GIVEN TASK:
Report the number of lines that hold the string "this". Leave out any other text.

GIVEN DATA:
----------

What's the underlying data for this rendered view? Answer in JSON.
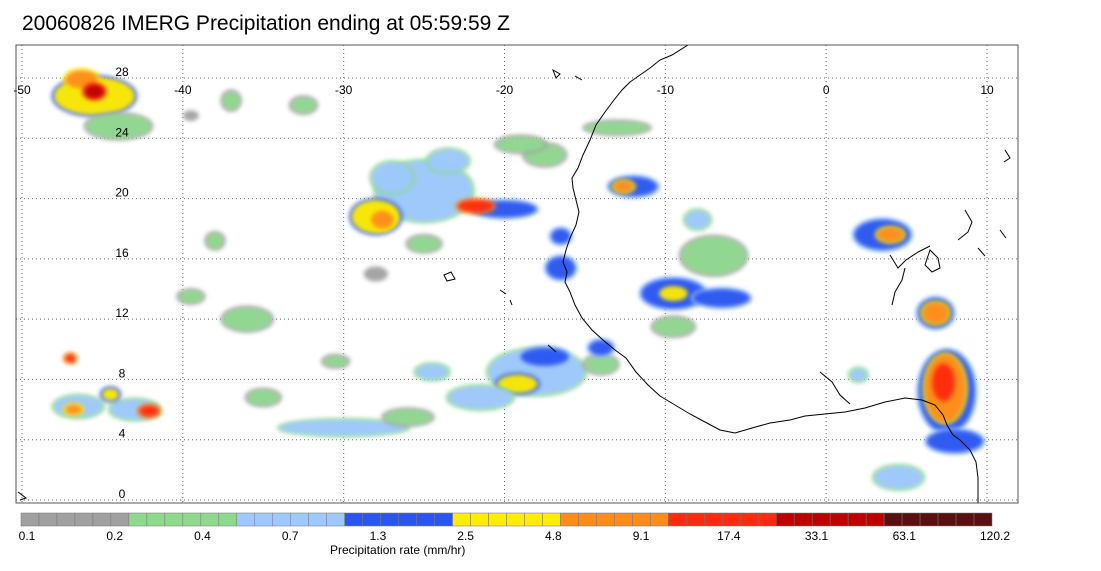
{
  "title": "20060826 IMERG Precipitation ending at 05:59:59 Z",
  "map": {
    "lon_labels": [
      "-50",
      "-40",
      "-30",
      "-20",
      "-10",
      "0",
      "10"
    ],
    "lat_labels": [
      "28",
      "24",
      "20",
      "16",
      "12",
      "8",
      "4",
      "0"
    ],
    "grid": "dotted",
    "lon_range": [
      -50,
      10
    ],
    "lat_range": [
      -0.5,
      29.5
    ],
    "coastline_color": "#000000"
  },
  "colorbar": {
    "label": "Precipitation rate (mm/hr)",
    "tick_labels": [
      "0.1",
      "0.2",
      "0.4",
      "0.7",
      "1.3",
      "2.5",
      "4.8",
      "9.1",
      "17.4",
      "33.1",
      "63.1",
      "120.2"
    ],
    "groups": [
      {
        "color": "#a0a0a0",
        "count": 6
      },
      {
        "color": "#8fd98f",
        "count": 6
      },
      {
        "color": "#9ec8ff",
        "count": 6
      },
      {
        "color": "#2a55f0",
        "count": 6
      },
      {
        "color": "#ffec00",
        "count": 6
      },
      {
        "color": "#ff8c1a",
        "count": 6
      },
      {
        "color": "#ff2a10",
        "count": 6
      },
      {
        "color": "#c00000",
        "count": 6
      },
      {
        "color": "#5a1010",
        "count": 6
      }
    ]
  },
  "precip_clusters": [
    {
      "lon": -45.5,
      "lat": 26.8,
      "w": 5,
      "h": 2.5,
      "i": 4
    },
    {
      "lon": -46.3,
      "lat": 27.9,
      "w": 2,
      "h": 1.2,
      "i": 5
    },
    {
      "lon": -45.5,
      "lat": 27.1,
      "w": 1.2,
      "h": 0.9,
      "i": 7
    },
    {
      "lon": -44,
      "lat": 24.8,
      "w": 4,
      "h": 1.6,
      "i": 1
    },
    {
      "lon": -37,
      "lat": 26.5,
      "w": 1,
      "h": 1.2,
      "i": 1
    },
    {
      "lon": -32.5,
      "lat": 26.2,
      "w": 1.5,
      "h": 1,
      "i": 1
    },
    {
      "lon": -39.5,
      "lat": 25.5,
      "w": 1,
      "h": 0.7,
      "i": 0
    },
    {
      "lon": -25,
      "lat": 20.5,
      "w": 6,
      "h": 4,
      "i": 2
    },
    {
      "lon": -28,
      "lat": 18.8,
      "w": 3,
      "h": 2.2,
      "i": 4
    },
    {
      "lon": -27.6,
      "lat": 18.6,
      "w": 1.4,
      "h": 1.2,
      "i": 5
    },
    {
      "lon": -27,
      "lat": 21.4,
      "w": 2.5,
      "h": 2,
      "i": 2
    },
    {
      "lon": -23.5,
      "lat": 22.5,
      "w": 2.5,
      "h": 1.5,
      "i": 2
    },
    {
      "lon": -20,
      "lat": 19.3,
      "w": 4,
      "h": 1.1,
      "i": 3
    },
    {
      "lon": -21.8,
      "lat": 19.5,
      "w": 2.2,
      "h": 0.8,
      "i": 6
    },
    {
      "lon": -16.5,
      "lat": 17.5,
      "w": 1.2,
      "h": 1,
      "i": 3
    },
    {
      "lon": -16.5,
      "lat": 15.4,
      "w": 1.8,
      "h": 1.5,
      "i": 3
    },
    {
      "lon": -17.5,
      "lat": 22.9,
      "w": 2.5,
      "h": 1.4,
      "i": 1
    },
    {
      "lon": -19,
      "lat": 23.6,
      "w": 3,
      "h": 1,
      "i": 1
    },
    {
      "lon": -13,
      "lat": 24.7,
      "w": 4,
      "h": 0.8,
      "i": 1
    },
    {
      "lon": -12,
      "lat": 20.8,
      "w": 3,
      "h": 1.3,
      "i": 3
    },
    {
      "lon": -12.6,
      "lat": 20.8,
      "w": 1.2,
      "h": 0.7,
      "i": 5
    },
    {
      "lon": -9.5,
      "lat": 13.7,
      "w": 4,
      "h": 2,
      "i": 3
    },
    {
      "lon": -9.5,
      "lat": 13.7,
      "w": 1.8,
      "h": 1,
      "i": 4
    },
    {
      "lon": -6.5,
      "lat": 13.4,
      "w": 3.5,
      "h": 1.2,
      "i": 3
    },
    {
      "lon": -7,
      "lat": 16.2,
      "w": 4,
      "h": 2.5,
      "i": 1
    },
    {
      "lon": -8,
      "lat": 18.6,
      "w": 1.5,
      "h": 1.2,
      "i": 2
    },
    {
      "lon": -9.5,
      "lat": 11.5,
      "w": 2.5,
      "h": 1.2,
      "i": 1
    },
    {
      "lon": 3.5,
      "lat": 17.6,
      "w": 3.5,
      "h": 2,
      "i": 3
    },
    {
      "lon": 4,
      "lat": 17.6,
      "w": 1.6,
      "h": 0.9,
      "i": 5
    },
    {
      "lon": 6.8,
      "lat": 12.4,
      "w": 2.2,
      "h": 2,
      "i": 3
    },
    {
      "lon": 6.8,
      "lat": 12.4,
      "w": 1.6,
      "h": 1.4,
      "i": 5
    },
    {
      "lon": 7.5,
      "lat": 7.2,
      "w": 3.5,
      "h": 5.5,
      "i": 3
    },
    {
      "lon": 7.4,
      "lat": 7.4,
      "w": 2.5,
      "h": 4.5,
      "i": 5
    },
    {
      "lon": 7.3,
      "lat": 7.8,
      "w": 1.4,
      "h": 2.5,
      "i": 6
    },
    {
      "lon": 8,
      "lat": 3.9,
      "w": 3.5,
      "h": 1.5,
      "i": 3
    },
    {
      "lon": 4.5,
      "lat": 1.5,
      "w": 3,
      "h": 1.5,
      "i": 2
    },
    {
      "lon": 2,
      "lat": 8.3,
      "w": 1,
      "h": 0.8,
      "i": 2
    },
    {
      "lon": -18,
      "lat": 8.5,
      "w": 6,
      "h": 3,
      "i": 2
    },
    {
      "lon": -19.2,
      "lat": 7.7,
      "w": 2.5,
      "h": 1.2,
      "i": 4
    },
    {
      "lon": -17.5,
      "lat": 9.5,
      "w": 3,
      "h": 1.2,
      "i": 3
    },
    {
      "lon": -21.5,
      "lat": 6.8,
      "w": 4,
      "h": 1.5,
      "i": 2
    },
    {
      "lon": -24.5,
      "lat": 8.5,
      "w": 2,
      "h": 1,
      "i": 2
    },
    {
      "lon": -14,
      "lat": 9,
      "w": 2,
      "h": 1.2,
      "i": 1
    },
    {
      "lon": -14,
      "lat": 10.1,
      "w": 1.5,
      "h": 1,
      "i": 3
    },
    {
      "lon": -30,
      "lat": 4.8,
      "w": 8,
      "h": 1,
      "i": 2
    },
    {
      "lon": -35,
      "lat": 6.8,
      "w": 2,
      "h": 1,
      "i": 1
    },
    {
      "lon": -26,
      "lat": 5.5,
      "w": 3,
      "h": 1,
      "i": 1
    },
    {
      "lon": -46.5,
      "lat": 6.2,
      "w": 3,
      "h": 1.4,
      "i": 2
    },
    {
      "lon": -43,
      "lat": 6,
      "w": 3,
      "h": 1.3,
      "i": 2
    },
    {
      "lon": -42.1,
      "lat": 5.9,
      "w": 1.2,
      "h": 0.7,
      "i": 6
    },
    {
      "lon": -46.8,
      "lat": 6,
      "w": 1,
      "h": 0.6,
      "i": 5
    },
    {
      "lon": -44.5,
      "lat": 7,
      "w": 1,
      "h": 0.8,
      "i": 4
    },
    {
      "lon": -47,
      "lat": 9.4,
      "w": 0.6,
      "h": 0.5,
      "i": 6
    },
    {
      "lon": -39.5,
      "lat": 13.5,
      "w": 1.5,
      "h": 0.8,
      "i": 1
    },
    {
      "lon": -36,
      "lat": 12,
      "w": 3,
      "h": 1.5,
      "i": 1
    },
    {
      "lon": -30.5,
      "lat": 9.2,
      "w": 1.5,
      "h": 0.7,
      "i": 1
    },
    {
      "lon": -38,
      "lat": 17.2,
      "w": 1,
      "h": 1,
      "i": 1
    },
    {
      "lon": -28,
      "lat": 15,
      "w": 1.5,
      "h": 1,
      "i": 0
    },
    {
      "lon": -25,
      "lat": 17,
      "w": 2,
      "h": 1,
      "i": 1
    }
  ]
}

----------

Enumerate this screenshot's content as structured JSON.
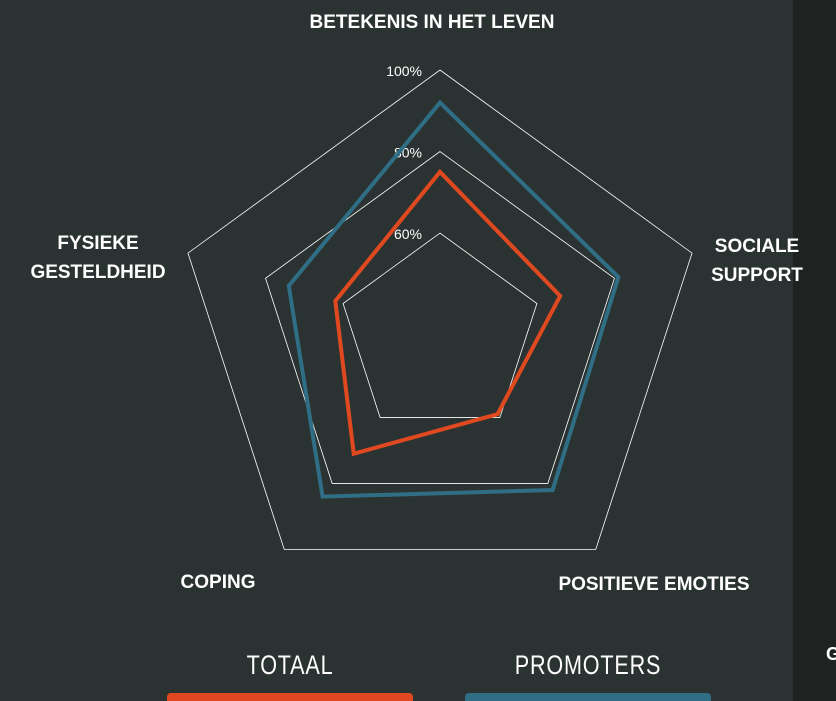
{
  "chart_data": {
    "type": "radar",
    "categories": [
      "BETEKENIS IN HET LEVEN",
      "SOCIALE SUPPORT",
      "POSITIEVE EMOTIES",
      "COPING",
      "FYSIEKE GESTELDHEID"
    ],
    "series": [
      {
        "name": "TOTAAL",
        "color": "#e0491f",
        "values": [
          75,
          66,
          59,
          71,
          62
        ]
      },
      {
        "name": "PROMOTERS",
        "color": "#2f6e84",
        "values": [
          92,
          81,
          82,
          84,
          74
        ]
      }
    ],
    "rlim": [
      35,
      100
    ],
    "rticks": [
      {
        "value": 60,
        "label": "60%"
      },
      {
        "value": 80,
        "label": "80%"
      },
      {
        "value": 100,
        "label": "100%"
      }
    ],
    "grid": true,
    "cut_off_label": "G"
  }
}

----------

FINAL RESULT:
2